== What you are asked to do ==
Everything in the listing should be restated word for word.

== Task material ==
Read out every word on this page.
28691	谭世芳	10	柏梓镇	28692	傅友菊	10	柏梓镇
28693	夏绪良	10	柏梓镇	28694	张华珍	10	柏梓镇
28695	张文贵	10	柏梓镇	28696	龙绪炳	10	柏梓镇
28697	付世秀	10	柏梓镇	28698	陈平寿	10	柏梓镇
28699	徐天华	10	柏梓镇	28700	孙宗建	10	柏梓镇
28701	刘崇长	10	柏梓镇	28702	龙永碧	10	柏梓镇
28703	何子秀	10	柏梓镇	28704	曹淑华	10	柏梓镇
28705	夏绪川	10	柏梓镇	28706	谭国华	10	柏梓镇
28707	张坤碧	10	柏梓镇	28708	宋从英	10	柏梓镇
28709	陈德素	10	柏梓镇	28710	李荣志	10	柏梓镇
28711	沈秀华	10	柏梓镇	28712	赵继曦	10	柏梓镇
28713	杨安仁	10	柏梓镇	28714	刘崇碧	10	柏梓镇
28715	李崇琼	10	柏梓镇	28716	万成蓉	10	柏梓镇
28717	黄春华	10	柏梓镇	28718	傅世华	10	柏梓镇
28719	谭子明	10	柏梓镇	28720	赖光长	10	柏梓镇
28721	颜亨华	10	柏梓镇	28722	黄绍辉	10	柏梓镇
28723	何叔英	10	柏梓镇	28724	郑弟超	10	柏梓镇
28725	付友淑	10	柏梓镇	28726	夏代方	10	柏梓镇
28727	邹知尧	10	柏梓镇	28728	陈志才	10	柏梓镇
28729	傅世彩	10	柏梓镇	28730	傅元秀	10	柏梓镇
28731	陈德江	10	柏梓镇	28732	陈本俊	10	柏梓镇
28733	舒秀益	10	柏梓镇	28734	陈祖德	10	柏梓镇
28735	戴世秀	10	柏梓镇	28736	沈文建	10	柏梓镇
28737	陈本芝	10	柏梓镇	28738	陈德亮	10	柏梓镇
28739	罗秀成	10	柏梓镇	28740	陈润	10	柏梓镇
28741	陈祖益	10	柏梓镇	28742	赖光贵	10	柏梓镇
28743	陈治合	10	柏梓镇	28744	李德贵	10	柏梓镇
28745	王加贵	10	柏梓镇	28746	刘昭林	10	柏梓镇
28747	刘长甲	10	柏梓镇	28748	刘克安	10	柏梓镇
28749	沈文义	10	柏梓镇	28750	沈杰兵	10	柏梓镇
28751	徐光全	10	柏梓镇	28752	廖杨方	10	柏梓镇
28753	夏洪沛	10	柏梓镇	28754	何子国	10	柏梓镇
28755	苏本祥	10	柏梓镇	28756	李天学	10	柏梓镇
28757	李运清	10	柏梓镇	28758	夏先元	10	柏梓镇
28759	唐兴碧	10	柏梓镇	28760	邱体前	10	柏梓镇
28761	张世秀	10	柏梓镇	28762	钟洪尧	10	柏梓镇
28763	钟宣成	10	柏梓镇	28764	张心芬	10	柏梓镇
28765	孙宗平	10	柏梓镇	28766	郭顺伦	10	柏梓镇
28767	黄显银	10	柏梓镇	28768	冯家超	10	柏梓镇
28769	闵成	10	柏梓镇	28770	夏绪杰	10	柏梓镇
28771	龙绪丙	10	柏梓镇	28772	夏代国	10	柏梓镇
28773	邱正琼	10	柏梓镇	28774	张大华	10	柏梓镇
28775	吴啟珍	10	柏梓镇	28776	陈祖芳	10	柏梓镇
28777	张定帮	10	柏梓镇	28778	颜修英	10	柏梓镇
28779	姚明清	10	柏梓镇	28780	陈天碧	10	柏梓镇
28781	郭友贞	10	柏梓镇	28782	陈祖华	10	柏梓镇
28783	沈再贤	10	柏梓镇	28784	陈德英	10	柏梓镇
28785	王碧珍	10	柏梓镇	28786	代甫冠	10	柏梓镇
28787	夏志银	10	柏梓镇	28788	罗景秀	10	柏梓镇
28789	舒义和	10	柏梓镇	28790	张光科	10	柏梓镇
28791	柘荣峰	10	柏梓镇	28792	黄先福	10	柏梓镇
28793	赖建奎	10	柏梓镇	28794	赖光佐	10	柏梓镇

== The response ==
Read out every word on this page.
28691	谭世芳	10	柏梓镇	28692	傅友菊	10	柏梓镇
28693	夏绪良	10	柏梓镇	28694	张华珍	10	柏梓镇
28695	张文贵	10	柏梓镇	28696	龙绪炳	10	柏梓镇
28697	付世秀	10	柏梓镇	28698	陈平寿	10	柏梓镇
28699	徐天华	10	柏梓镇	28700	孙宗建	10	柏梓镇
28701	刘崇长	10	柏梓镇	28702	龙永碧	10	柏梓镇
28703	何子秀	10	柏梓镇	28704	曹淑华	10	柏梓镇
28705	夏绪川	10	柏梓镇	28706	谭国华	10	柏梓镇
28707	张坤碧	10	柏梓镇	28708	宋从英	10	柏梓镇
28709	陈德素	10	柏梓镇	28710	李荣志	10	柏梓镇
28711	沈秀华	10	柏梓镇	28712	赵继曦	10	柏梓镇
28713	杨安仁	10	柏梓镇	28714	刘崇碧	10	柏梓镇
28715	李崇琼	10	柏梓镇	28716	万成蓉	10	柏梓镇
28717	黄春华	10	柏梓镇	28718	傅世华	10	柏梓镇
28719	谭子明	10	柏梓镇	28720	赖光长	10	柏梓镇
28721	颜亨华	10	柏梓镇	28722	黄绍辉	10	柏梓镇
28723	何叔英	10	柏梓镇	28724	郑弟超	10	柏梓镇
28725	付友淑	10	柏梓镇	28726	夏代方	10	柏梓镇
28727	邹知尧	10	柏梓镇	28728	陈志才	10	柏梓镇
28729	傅世彩	10	柏梓镇	28730	傅元秀	10	柏梓镇
28731	陈德江	10	柏梓镇	28732	陈本俊	10	柏梓镇
28733	舒秀益	10	柏梓镇	28734	陈祖德	10	柏梓镇
28735	戴世秀	10	柏梓镇	28736	沈文建	10	柏梓镇
28737	陈本芝	10	柏梓镇	28738	陈德亮	10	柏梓镇
28739	罗秀成	10	柏梓镇	28740	陈润	10	柏梓镇
28741	陈祖益	10	柏梓镇	28742	赖光贵	10	柏梓镇
28743	陈治合	10	柏梓镇	28744	李德贵	10	柏梓镇
28745	王加贵	10	柏梓镇	28746	刘昭林	10	柏梓镇
28747	刘长甲	10	柏梓镇	28748	刘克安	10	柏梓镇
28749	沈文义	10	柏梓镇	28750	沈杰兵	10	柏梓镇
28751	徐光全	10	柏梓镇	28752	廖杨方	10	柏梓镇
28753	夏洪沛	10	柏梓镇	28754	何子国	10	柏梓镇
28755	苏本祥	10	柏梓镇	28756	李天学	10	柏梓镇
28757	李运清	10	柏梓镇	28758	夏先元	10	柏梓镇
28759	唐兴碧	10	柏梓镇	28760	邱体前	10	柏梓镇
28761	张世秀	10	柏梓镇	28762	钟洪尧	10	柏梓镇
28763	钟宣成	10	柏梓镇	28764	张心芬	10	柏梓镇
28765	孙宗平	10	柏梓镇	28766	郭顺伦	10	柏梓镇
28767	黄显银	10	柏梓镇	28768	冯家超	10	柏梓镇
28769	闵成	10	柏梓镇	28770	夏绪杰	10	柏梓镇
28771	龙绪丙	10	柏梓镇	28772	夏代国	10	柏梓镇
28773	邱正琼	10	柏梓镇	28774	张大华	10	柏梓镇
28775	吴啟珍	10	柏梓镇	28776	陈祖芳	10	柏梓镇
28777	张定帮	10	柏梓镇	28778	颜修英	10	柏梓镇
28779	姚明清	10	柏梓镇	28780	陈天碧	10	柏梓镇
28781	郭友贞	10	柏梓镇	28782	陈祖华	10	柏梓镇
28783	沈再贤	10	柏梓镇	28784	陈德英	10	柏梓镇
28785	王碧珍	10	柏梓镇	28786	代甫冠	10	柏梓镇
28787	夏志银	10	柏梓镇	28788	罗景秀	10	柏梓镇
28789	舒义和	10	柏梓镇	28790	张光科	10	柏梓镇
28791	柘荣峰	10	柏梓镇	28792	黄先福	10	柏梓镇
28793	赖建奎	10	柏梓镇	28794	赖光佐	10	柏梓镇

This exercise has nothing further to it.